>> begin

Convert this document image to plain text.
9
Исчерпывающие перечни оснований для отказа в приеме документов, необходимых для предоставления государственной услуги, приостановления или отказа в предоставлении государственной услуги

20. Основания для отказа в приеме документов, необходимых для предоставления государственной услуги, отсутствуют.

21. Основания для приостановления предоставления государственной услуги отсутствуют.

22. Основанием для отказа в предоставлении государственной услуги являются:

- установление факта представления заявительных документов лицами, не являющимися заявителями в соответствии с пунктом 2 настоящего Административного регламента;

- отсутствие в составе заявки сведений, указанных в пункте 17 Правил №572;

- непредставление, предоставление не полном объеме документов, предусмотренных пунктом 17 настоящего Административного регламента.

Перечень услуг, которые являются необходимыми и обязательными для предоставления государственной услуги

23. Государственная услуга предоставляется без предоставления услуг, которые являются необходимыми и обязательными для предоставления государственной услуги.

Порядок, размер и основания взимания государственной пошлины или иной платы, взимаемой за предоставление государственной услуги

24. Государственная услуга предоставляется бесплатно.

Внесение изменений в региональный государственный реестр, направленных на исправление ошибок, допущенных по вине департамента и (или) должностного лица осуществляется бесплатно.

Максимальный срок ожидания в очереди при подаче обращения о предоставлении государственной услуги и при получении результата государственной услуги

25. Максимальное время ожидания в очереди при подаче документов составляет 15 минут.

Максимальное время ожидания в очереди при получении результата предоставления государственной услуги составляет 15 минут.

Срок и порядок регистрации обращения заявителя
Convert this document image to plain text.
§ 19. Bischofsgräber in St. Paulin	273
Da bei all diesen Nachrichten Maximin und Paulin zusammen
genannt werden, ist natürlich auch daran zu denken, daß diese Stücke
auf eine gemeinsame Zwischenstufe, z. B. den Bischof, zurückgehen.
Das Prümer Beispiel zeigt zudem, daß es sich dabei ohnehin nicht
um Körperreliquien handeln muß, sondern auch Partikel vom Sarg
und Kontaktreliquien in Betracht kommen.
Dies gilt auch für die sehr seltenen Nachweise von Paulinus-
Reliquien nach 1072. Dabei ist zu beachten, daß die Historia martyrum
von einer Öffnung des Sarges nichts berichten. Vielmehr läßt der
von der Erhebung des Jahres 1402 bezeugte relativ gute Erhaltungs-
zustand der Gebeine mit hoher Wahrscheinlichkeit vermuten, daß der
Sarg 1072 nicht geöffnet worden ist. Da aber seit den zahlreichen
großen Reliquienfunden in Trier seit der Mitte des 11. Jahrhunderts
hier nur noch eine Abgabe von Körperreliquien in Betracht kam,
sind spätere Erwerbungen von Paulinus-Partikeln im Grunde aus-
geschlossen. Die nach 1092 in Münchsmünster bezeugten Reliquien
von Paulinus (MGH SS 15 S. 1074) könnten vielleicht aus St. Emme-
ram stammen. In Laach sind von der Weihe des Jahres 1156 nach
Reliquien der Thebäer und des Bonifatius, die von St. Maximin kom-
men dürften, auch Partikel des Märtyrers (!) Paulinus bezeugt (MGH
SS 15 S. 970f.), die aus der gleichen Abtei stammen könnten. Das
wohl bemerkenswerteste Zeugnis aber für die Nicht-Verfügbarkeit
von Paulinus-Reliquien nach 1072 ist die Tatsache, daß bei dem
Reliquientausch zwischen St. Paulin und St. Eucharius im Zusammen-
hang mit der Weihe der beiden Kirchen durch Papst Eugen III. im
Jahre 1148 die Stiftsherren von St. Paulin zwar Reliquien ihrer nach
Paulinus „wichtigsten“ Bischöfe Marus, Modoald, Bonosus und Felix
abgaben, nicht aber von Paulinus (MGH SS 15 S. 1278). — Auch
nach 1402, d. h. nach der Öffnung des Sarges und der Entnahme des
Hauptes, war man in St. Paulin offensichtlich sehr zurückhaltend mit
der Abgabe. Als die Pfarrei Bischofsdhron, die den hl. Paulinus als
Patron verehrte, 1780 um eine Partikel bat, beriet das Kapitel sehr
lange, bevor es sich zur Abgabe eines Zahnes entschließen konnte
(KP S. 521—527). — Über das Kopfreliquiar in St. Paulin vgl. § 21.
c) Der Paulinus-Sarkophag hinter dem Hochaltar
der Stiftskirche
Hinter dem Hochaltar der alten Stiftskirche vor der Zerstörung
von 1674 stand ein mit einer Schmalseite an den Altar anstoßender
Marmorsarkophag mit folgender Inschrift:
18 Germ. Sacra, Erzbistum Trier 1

>> end

## [AIM]
From the listing, tally every line with the word "документов" in it and give only the tally.

## [WRITTEN SOLUTION]
5